** start INPUT ROWS **

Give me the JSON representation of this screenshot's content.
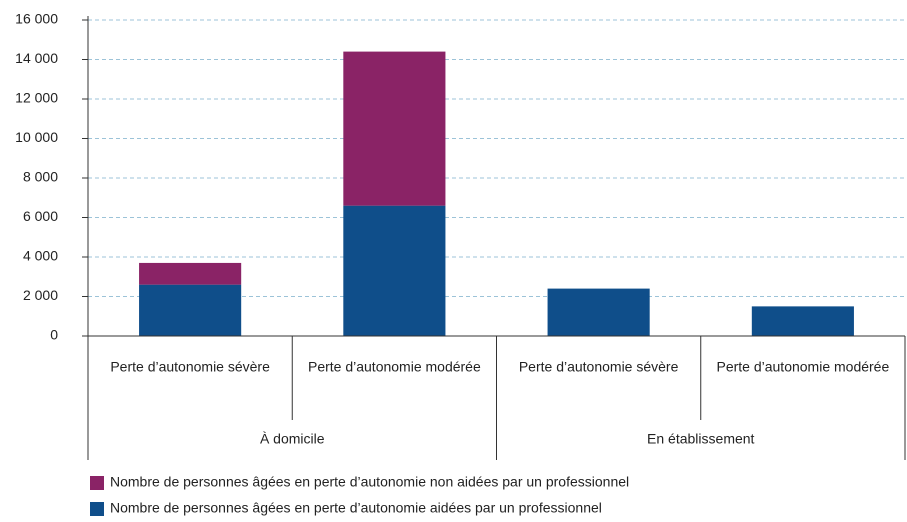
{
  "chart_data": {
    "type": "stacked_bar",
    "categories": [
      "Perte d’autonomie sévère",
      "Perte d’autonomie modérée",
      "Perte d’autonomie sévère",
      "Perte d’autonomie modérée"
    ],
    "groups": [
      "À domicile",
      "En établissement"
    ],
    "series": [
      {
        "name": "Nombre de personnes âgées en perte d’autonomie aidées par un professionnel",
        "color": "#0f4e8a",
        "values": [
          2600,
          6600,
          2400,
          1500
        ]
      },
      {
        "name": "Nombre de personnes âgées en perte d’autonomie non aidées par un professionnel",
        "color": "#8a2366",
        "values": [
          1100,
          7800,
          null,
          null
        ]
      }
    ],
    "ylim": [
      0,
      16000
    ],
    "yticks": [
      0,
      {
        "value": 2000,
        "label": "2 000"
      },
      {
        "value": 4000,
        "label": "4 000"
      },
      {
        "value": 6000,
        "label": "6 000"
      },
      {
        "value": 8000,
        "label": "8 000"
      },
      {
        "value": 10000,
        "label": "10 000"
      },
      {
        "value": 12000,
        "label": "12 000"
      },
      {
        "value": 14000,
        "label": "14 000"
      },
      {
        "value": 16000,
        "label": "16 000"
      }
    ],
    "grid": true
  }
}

** end INPUT ROWS **

GIVEN REQUEST:
Gather from the records above every line containing the string "personnes".

WRITTEN SOLUTION:
        "name": "Nombre de personnes âgées en perte d’autonomie aidées par un professionnel",
        "name": "Nombre de personnes âgées en perte d’autonomie non aidées par un professionnel",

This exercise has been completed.